::: Extracted records

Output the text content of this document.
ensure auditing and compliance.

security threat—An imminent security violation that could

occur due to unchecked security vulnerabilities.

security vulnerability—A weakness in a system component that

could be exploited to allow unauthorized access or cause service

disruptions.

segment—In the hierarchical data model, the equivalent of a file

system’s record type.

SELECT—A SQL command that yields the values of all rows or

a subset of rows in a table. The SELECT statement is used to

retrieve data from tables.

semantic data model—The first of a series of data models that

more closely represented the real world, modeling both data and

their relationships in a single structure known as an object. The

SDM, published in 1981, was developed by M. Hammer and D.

::::::

■ **Exercise prompt**
In the records above, find each line that holds the word "rows"; copy all such lines.

■ **Right answer**
SELECT—A SQL command that yields the values of all rows or
a subset of rows in a table. The SELECT statement is used to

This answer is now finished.